Problem to work on – Search the material for the word "Hazard" and report each line where it turns up.
»»
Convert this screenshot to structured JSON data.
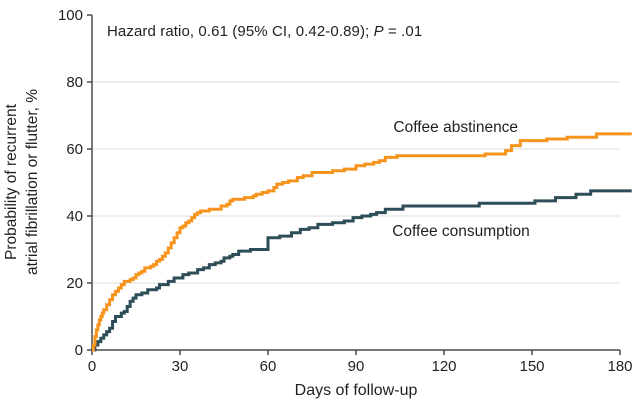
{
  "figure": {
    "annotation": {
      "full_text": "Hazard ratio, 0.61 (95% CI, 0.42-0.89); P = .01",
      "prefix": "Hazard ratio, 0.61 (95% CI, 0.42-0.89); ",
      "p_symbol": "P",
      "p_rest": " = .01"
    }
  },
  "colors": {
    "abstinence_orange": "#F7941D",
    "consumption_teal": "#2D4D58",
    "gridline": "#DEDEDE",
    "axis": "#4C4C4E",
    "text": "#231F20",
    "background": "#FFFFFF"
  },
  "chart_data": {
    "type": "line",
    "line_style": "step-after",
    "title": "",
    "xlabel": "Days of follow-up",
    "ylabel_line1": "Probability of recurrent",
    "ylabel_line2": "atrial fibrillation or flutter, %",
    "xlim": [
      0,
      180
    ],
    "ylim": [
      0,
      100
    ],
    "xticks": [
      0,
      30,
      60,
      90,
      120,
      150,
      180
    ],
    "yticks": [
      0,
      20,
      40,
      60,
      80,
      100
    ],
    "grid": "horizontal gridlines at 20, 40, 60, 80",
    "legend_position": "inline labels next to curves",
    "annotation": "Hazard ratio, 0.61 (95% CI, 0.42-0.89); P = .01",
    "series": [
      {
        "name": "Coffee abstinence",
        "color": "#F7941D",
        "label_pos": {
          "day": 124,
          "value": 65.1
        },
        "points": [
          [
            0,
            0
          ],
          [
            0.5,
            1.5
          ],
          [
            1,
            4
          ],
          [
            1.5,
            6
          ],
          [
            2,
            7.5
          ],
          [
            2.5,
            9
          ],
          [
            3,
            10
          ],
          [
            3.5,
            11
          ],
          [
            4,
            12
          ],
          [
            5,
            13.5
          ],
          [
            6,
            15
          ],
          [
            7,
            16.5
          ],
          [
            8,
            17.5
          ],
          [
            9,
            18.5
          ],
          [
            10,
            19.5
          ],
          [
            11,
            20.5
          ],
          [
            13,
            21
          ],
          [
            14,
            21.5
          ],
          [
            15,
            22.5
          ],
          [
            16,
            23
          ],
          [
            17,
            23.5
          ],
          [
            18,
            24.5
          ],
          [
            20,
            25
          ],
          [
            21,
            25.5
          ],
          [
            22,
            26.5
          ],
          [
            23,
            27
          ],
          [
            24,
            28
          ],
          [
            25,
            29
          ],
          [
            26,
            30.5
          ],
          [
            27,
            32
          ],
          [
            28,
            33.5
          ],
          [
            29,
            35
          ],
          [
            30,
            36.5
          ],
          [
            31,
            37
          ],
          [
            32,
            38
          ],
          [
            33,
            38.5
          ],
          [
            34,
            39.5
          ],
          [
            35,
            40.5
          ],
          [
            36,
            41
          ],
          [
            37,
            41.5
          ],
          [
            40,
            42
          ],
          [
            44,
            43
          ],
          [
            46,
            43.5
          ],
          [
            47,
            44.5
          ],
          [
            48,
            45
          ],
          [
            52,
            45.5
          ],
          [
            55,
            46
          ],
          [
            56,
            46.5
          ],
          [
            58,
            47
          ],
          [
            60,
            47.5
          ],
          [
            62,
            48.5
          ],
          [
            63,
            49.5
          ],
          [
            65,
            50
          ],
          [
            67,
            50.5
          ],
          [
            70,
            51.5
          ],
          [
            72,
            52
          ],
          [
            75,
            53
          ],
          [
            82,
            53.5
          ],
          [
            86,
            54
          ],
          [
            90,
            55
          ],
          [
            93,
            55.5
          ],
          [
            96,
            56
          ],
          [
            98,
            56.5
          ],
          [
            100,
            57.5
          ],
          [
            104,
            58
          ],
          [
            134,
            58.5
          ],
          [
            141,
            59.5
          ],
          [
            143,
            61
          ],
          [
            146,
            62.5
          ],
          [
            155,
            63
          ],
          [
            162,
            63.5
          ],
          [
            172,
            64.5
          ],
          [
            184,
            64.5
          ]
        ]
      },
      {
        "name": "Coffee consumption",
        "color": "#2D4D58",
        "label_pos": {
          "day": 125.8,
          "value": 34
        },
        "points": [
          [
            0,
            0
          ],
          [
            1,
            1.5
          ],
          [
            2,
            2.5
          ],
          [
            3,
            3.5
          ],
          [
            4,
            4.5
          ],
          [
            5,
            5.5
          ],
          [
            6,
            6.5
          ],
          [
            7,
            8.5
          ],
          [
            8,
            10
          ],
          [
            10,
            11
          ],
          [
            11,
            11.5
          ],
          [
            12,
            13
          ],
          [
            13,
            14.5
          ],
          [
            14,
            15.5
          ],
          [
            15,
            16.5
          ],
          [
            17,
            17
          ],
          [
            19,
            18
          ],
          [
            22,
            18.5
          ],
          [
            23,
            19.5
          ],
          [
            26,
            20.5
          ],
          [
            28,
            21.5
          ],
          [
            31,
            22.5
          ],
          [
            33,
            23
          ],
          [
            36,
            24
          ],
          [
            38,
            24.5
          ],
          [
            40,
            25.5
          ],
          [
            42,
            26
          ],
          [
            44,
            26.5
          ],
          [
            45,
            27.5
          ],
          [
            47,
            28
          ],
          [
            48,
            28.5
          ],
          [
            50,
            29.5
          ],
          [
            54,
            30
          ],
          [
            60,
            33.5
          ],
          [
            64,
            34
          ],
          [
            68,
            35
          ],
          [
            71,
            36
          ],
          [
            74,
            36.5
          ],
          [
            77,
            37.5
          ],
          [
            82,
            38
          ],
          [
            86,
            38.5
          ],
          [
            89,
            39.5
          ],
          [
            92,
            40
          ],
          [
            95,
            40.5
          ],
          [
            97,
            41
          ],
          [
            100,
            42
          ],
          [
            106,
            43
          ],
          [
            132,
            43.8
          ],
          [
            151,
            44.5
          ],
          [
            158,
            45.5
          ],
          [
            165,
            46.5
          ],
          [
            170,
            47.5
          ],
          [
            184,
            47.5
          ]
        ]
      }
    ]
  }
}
««
Exercise solution –
      "full_text": "Hazard ratio, 0.61 (95% CI, 0.42-0.89); P = .01",
      "prefix": "Hazard ratio, 0.61 (95% CI, 0.42-0.89); ",
    "annotation": "Hazard ratio, 0.61 (95% CI, 0.42-0.89); P = .01",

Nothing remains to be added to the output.